=== Begin Enclosure ===

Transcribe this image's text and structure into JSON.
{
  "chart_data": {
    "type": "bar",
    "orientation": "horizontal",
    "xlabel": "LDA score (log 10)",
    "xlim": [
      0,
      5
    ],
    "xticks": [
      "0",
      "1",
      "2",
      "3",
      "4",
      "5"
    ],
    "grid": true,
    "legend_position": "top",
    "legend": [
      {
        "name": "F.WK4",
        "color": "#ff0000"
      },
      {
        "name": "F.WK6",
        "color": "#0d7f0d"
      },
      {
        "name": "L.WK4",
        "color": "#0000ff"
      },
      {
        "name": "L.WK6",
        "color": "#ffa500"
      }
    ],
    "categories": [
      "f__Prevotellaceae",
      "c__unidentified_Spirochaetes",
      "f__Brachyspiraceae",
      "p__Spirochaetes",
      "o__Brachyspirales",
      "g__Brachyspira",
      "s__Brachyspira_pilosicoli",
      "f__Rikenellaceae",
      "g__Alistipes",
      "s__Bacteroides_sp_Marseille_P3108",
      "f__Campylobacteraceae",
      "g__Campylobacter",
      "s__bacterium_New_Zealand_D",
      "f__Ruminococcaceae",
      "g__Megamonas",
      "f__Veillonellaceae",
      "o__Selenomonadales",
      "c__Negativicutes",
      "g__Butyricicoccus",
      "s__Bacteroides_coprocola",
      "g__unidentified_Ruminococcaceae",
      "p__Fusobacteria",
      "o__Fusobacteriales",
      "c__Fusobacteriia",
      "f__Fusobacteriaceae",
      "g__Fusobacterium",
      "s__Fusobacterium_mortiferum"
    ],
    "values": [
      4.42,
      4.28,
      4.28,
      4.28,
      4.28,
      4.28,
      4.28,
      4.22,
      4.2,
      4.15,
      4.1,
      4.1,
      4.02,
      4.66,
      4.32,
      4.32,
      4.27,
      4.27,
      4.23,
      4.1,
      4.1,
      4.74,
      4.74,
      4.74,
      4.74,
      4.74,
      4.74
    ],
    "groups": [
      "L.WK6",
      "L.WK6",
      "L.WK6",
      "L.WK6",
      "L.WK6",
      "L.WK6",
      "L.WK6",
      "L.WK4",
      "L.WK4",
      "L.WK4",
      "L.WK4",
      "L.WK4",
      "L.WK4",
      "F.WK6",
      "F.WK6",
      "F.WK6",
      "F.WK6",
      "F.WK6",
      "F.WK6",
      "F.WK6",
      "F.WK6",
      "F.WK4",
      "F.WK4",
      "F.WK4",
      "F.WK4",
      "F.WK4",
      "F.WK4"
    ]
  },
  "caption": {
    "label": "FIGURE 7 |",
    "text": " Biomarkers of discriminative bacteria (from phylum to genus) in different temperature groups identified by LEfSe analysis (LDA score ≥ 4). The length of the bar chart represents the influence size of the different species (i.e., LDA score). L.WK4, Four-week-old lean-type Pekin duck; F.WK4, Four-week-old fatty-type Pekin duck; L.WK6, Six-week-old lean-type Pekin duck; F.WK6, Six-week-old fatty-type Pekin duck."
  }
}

=== End Enclosure ===

- Task
Go over the records above line by line and count those holding the word "score". Reply only with the number.

- Response box
2